What this task involves: Wherever the string "Dönemi" appears in the listing, copy that line.

****************************************

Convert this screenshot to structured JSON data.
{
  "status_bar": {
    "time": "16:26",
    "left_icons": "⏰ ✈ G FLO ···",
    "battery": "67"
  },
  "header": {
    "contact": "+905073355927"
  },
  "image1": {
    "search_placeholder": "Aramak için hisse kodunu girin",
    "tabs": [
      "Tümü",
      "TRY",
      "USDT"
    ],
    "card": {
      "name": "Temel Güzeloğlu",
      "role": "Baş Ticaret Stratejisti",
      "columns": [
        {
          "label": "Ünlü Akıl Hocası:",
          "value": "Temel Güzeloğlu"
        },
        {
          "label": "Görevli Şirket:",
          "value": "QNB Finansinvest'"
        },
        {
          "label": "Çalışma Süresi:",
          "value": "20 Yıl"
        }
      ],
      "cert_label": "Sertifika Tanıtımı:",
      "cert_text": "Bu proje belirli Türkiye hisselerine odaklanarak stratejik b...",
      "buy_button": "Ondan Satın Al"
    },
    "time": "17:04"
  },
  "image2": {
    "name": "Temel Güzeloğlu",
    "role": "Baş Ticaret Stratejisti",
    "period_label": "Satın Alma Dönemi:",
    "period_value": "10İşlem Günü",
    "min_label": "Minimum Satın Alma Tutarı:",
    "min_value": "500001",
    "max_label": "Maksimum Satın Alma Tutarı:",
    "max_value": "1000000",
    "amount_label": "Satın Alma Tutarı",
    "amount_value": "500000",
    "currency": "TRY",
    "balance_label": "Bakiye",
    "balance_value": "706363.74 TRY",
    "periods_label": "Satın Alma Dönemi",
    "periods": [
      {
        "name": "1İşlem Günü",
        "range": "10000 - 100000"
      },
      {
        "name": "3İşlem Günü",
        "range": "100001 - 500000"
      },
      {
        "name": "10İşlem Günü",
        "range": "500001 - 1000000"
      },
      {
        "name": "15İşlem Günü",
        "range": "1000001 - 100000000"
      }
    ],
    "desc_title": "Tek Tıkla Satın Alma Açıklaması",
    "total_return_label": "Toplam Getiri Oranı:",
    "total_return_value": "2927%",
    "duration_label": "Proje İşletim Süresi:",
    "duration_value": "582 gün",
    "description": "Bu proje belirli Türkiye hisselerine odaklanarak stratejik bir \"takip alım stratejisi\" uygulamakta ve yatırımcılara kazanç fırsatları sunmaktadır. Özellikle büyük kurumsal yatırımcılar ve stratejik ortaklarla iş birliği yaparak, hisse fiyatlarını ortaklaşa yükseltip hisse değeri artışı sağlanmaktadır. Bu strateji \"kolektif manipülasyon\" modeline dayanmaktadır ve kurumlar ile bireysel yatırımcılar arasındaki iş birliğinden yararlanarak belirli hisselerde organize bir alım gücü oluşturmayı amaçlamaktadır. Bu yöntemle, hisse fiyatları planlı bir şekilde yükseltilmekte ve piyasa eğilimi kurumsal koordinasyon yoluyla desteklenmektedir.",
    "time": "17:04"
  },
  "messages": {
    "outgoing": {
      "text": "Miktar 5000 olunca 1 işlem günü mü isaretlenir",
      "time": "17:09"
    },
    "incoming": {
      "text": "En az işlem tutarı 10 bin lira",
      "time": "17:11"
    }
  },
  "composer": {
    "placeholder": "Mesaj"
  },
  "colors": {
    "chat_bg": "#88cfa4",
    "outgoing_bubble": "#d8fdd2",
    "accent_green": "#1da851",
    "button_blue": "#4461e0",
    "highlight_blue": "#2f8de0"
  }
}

****************************************

Full answer:
    "period_label": "Satın Alma Dönemi:",
    "periods_label": "Satın Alma Dönemi",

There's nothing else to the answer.